What is the number of lines in the entries below that include the word "Case"? Provide the number only.

# Start of SOURCE DATA

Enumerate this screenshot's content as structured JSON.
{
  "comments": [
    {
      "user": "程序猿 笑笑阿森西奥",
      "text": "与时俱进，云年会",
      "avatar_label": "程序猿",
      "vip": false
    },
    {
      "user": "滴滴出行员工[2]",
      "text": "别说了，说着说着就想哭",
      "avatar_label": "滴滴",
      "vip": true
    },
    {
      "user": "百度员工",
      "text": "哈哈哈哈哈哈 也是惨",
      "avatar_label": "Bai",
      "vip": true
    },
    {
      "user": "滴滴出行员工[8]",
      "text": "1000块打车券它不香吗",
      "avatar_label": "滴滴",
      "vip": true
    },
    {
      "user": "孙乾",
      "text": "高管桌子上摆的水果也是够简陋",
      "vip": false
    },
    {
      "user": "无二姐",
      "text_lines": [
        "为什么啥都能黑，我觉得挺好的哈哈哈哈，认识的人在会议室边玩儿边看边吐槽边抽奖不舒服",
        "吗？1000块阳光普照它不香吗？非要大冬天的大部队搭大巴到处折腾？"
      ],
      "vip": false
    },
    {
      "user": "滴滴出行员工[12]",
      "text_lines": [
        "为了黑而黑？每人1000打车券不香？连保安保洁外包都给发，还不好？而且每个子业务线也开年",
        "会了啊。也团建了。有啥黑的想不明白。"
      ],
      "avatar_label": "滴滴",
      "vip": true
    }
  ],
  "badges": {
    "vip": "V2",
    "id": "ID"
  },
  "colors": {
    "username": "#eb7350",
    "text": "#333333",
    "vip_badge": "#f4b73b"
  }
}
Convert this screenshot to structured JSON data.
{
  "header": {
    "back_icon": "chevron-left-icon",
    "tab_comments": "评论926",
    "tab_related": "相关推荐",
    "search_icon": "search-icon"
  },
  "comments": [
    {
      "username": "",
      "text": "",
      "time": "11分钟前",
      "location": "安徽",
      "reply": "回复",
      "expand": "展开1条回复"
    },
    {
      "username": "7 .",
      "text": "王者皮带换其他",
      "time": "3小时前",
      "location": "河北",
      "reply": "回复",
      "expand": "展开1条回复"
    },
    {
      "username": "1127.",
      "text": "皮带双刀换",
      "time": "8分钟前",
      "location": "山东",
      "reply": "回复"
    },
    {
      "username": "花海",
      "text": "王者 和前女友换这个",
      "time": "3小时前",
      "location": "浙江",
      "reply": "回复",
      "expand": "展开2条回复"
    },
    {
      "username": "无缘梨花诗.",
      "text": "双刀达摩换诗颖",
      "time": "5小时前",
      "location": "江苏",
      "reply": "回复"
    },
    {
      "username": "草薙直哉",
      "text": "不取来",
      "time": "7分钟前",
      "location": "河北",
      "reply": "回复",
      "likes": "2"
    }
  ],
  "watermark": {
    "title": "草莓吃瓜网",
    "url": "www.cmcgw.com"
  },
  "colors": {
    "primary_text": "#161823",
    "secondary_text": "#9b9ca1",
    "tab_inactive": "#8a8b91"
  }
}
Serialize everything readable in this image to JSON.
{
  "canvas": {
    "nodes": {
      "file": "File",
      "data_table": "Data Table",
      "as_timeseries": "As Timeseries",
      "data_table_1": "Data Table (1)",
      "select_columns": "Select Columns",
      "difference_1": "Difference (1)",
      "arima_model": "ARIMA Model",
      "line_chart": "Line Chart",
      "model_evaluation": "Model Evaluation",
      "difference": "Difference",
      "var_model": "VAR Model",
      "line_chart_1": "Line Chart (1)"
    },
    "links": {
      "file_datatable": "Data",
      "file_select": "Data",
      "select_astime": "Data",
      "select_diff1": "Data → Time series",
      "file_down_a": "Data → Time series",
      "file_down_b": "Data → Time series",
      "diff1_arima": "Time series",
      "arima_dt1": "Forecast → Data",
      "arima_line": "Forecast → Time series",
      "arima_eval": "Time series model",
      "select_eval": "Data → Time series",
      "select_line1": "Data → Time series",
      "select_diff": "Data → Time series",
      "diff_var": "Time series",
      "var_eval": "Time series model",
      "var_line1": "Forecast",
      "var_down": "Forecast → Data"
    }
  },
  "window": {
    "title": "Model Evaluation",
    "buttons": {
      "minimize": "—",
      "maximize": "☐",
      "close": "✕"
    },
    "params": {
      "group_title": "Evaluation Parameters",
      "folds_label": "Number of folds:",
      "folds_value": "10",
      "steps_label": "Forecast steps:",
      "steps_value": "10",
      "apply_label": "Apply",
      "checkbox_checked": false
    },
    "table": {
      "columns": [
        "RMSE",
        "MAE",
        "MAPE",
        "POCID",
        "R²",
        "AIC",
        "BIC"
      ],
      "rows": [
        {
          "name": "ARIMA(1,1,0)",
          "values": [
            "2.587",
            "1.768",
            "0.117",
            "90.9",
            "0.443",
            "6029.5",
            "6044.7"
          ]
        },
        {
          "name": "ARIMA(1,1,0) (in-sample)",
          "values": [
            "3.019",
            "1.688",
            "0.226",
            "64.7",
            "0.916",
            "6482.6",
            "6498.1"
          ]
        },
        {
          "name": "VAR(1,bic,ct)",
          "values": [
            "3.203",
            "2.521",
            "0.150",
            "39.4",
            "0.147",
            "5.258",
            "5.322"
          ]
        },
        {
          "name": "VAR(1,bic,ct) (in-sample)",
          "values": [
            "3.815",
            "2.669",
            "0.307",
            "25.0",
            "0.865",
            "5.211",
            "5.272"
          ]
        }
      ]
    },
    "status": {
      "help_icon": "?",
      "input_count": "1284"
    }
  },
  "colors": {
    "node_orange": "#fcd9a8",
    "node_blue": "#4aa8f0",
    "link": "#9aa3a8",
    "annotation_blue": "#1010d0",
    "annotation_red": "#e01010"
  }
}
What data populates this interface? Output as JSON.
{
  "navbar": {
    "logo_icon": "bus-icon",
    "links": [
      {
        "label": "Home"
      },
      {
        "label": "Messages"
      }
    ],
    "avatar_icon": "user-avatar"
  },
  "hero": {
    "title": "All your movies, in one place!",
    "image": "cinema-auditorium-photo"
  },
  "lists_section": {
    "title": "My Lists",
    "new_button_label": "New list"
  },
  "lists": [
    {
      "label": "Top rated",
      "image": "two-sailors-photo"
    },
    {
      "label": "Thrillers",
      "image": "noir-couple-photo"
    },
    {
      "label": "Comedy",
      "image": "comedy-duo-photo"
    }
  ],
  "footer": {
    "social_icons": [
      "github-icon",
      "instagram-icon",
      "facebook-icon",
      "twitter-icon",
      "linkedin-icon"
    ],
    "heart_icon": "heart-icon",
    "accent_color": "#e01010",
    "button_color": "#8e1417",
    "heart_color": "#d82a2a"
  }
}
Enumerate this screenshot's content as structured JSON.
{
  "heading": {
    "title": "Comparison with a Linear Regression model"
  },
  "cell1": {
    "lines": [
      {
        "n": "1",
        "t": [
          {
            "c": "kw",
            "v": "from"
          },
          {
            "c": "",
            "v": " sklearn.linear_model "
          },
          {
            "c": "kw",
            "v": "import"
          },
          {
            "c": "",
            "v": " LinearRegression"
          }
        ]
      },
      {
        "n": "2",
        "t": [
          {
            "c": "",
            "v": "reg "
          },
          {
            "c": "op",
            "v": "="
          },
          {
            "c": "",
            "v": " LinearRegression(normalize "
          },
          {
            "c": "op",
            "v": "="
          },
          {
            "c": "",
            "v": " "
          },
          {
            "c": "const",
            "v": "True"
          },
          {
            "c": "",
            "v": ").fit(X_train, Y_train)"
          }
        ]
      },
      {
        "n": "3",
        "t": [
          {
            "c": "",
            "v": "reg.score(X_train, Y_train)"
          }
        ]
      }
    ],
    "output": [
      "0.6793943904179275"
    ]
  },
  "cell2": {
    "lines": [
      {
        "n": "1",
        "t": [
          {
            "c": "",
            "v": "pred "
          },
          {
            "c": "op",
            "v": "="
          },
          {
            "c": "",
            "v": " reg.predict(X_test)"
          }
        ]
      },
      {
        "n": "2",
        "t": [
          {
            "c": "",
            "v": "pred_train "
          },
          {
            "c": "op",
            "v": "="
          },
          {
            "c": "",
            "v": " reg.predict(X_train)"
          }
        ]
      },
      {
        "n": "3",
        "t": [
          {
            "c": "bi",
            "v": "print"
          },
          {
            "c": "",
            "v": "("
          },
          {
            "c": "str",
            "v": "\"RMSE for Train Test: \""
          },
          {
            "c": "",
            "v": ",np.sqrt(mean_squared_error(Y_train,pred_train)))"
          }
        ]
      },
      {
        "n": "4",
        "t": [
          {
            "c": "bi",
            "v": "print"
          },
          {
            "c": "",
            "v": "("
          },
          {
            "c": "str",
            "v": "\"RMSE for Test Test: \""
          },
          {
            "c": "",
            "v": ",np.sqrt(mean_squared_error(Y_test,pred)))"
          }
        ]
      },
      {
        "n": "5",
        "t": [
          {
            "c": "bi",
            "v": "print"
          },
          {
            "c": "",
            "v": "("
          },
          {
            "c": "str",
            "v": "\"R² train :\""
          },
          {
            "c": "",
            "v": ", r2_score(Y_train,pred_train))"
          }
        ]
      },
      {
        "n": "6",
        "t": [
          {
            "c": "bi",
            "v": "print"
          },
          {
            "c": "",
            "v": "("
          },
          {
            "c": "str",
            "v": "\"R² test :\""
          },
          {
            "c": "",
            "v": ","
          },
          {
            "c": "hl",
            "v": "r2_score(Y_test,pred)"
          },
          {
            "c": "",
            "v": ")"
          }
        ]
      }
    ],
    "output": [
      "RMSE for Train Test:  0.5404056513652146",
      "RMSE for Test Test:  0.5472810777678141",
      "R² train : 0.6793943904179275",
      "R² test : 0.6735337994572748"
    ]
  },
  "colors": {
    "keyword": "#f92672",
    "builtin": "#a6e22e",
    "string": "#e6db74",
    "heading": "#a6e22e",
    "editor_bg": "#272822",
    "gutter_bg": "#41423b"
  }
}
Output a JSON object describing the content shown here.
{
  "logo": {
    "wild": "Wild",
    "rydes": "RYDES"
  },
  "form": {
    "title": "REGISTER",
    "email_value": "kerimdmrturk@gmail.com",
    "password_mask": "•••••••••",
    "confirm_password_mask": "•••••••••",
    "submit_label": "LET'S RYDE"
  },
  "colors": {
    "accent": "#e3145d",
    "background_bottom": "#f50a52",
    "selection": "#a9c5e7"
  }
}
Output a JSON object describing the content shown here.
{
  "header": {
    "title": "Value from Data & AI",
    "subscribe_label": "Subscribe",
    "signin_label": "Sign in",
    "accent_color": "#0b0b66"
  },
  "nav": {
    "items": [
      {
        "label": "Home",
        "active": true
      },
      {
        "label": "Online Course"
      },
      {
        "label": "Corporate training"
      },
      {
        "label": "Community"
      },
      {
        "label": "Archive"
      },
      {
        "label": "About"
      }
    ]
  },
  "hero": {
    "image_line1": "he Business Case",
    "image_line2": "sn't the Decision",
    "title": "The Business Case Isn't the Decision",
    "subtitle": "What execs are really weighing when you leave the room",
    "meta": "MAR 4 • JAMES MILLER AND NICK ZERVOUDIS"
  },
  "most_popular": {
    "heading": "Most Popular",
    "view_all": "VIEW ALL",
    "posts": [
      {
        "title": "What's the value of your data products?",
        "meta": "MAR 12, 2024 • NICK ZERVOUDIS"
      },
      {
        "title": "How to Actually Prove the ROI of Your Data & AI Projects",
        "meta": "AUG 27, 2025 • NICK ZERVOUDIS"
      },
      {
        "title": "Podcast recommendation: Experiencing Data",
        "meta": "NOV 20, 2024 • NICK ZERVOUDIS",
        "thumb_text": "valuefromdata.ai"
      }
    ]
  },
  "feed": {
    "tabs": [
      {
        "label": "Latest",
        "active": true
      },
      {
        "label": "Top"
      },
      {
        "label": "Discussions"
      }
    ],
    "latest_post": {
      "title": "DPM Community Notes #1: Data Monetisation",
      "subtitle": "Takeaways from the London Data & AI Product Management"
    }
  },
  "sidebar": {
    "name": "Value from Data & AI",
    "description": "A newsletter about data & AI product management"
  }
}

# End of SOURCE DATA

*RIGHT ANSWER*
2